TO BE DONE: Collect all lines containing the word "label" from the data.

________

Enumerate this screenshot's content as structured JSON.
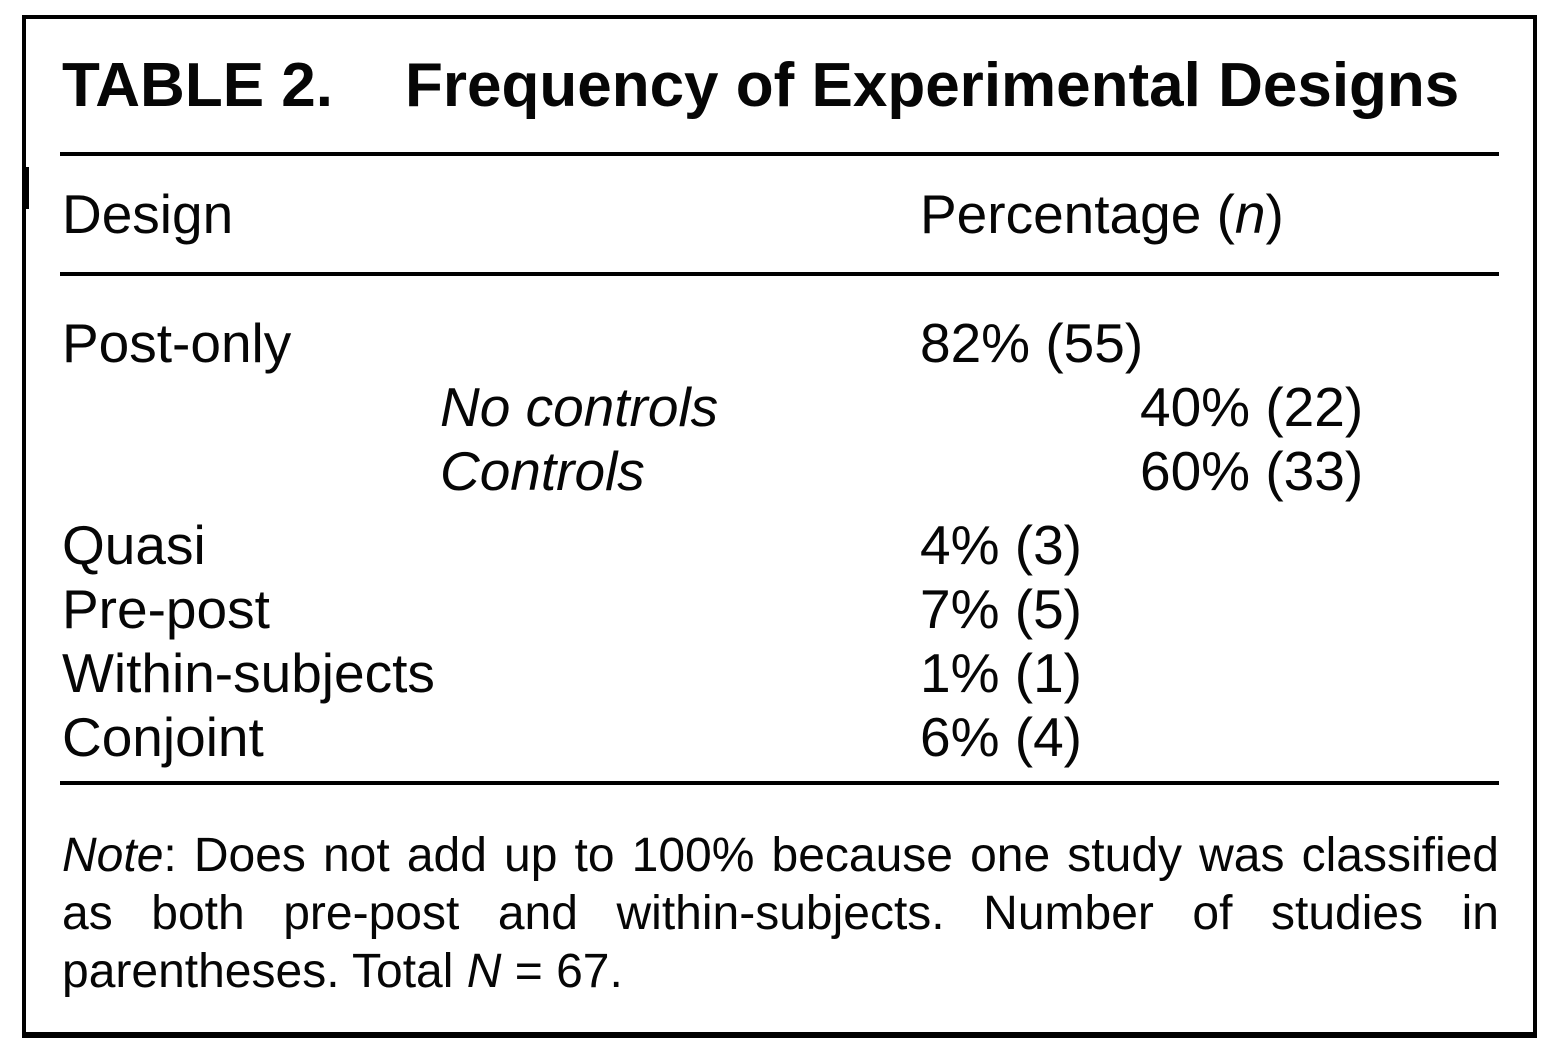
{
  "colors": {
    "text": "#060606",
    "background": "#ffffff",
    "border": "#000000"
  },
  "title": {
    "label": "TABLE 2.",
    "text": "Frequency of Experimental Designs"
  },
  "header": {
    "design": "Design",
    "percentage": {
      "pre": "Percentage (",
      "var": "n",
      "post": ")"
    }
  },
  "rows": [
    {
      "label": "Post-only",
      "value": "82% (55)",
      "indent": false
    },
    {
      "label": "No controls",
      "value": "40% (22)",
      "indent": true
    },
    {
      "label": "Controls",
      "value": "60% (33)",
      "indent": true
    },
    {
      "label": "Quasi",
      "value": "4% (3)",
      "indent": false
    },
    {
      "label": "Pre-post",
      "value": "7% (5)",
      "indent": false
    },
    {
      "label": "Within-subjects",
      "value": "1% (1)",
      "indent": false
    },
    {
      "label": "Conjoint",
      "value": "6% (4)",
      "indent": false
    }
  ],
  "note": {
    "label": "Note",
    "body": ": Does not add up to 100% because one study was classified as both pre-post and within-subjects. Number of studies in parentheses. Total ",
    "var": "N",
    "tail": " = 67."
  }
}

________

WRITTEN ANSWER:
    "label": "TABLE 2.",
      "label": "Post-only",
      "label": "No controls",
      "label": "Controls",
      "label": "Quasi",
      "label": "Pre-post",
      "label": "Within-subjects",
      "label": "Conjoint",
    "label": "Note",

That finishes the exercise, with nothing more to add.